● **What the task requires**
All of the records listed below should be retyped exactly.

::::

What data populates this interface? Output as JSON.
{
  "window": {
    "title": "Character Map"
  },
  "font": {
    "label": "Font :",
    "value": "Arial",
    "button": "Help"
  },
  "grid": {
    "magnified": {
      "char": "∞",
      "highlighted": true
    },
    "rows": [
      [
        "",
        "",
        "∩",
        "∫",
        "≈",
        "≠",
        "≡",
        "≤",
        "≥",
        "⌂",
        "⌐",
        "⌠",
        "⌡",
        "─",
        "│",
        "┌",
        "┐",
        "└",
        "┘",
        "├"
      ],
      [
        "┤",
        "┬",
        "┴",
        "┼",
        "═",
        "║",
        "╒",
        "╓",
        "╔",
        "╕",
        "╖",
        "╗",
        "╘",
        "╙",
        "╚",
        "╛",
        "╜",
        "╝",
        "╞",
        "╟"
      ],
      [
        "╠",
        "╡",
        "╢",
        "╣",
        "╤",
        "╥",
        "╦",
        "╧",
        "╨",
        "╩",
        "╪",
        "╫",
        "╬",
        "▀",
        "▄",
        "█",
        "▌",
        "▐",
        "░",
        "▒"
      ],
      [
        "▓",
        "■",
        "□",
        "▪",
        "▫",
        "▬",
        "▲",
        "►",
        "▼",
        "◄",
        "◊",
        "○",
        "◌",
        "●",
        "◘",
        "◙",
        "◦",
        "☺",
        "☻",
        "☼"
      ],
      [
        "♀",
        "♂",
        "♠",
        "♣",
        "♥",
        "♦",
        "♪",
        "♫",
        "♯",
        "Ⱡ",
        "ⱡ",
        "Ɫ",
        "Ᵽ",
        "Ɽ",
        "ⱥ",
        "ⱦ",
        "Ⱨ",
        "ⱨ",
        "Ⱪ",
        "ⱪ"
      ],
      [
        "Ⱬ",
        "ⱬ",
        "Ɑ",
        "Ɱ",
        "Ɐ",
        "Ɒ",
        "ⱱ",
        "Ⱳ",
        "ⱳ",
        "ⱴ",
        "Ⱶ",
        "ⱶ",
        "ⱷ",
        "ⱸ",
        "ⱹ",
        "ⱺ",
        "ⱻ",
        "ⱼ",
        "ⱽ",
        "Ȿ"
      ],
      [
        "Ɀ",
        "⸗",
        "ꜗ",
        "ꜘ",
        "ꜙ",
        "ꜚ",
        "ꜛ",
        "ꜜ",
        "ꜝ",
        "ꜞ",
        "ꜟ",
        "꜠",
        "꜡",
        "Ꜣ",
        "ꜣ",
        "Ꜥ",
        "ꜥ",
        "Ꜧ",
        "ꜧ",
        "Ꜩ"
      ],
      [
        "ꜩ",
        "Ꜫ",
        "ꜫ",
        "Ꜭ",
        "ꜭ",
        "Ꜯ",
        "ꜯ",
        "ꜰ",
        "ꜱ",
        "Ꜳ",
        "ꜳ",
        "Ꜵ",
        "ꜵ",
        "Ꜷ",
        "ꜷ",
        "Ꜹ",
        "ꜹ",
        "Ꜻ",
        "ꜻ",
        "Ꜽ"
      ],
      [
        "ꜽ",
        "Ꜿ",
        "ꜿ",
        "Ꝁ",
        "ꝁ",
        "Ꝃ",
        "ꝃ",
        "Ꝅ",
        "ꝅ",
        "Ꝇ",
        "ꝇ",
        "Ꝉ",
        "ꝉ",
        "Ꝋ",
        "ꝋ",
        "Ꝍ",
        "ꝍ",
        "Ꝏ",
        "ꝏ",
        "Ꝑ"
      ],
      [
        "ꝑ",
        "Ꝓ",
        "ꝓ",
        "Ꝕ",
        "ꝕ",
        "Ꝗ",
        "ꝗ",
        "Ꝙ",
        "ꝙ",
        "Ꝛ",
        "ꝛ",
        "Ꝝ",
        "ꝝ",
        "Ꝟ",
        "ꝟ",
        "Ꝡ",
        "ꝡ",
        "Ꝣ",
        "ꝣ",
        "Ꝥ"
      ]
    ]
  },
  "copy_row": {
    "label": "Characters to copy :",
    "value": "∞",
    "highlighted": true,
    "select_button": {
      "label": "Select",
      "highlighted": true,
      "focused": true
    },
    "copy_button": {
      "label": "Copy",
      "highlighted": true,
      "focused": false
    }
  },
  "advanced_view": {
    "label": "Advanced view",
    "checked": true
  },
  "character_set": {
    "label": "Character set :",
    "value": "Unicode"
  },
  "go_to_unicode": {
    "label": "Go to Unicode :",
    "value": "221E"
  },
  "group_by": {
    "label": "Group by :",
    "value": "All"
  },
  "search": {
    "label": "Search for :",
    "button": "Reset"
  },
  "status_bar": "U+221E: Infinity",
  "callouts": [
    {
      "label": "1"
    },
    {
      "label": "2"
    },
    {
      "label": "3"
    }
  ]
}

::::

● **Complete answer**
What data populates this interface? Output as JSON.
{
  "window": {
    "title": "Character Map"
  },
  "font": {
    "label": "Font :",
    "value": "Arial",
    "button": "Help"
  },
  "grid": {
    "magnified": {
      "char": "∞",
      "highlighted": true
    },
    "rows": [
      [
        "",
        "",
        "∩",
        "∫",
        "≈",
        "≠",
        "≡",
        "≤",
        "≥",
        "⌂",
        "⌐",
        "⌠",
        "⌡",
        "─",
        "│",
        "┌",
        "┐",
        "└",
        "┘",
        "├"
      ],
      [
        "┤",
        "┬",
        "┴",
        "┼",
        "═",
        "║",
        "╒",
        "╓",
        "╔",
        "╕",
        "╖",
        "╗",
        "╘",
        "╙",
        "╚",
        "╛",
        "╜",
        "╝",
        "╞",
        "╟"
      ],
      [
        "╠",
        "╡",
        "╢",
        "╣",
        "╤",
        "╥",
        "╦",
        "╧",
        "╨",
        "╩",
        "╪",
        "╫",
        "╬",
        "▀",
        "▄",
        "█",
        "▌",
        "▐",
        "░",
        "▒"
      ],
      [
        "▓",
        "■",
        "□",
        "▪",
        "▫",
        "▬",
        "▲",
        "►",
        "▼",
        "◄",
        "◊",
        "○",
        "◌",
        "●",
        "◘",
        "◙",
        "◦",
        "☺",
        "☻",
        "☼"
      ],
      [
        "♀",
        "♂",
        "♠",
        "♣",
        "♥",
        "♦",
        "♪",
        "♫",
        "♯",
        "Ⱡ",
        "ⱡ",
        "Ɫ",
        "Ᵽ",
        "Ɽ",
        "ⱥ",
        "ⱦ",
        "Ⱨ",
        "ⱨ",
        "Ⱪ",
        "ⱪ"
      ],
      [
        "Ⱬ",
        "ⱬ",
        "Ɑ",
        "Ɱ",
        "Ɐ",
        "Ɒ",
        "ⱱ",
        "Ⱳ",
        "ⱳ",
        "ⱴ",
        "Ⱶ",
        "ⱶ",
        "ⱷ",
        "ⱸ",
        "ⱹ",
        "ⱺ",
        "ⱻ",
        "ⱼ",
        "ⱽ",
        "Ȿ"
      ],
      [
        "Ɀ",
        "⸗",
        "ꜗ",
        "ꜘ",
        "ꜙ",
        "ꜚ",
        "ꜛ",
        "ꜜ",
        "ꜝ",
        "ꜞ",
        "ꜟ",
        "꜠",
        "꜡",
        "Ꜣ",
        "ꜣ",
        "Ꜥ",
        "ꜥ",
        "Ꜧ",
        "ꜧ",
        "Ꜩ"
      ],
      [
        "ꜩ",
        "Ꜫ",
        "ꜫ",
        "Ꜭ",
        "ꜭ",
        "Ꜯ",
        "ꜯ",
        "ꜰ",
        "ꜱ",
        "Ꜳ",
        "ꜳ",
        "Ꜵ",
        "ꜵ",
        "Ꜷ",
        "ꜷ",
        "Ꜹ",
        "ꜹ",
        "Ꜻ",
        "ꜻ",
        "Ꜽ"
      ],
      [
        "ꜽ",
        "Ꜿ",
        "ꜿ",
        "Ꝁ",
        "ꝁ",
        "Ꝃ",
        "ꝃ",
        "Ꝅ",
        "ꝅ",
        "Ꝇ",
        "ꝇ",
        "Ꝉ",
        "ꝉ",
        "Ꝋ",
        "ꝋ",
        "Ꝍ",
        "ꝍ",
        "Ꝏ",
        "ꝏ",
        "Ꝑ"
      ],
      [
        "ꝑ",
        "Ꝓ",
        "ꝓ",
        "Ꝕ",
        "ꝕ",
        "Ꝗ",
        "ꝗ",
        "Ꝙ",
        "ꝙ",
        "Ꝛ",
        "ꝛ",
        "Ꝝ",
        "ꝝ",
        "Ꝟ",
        "ꝟ",
        "Ꝡ",
        "ꝡ",
        "Ꝣ",
        "ꝣ",
        "Ꝥ"
      ]
    ]
  },
  "copy_row": {
    "label": "Characters to copy :",
    "value": "∞",
    "highlighted": true,
    "select_button": {
      "label": "Select",
      "highlighted": true,
      "focused": true
    },
    "copy_button": {
      "label": "Copy",
      "highlighted": true,
      "focused": false
    }
  },
  "advanced_view": {
    "label": "Advanced view",
    "checked": true
  },
  "character_set": {
    "label": "Character set :",
    "value": "Unicode"
  },
  "go_to_unicode": {
    "label": "Go to Unicode :",
    "value": "221E"
  },
  "group_by": {
    "label": "Group by :",
    "value": "All"
  },
  "search": {
    "label": "Search for :",
    "button": "Reset"
  },
  "status_bar": "U+221E: Infinity",
  "callouts": [
    {
      "label": "1"
    },
    {
      "label": "2"
    },
    {
      "label": "3"
    }
  ]
}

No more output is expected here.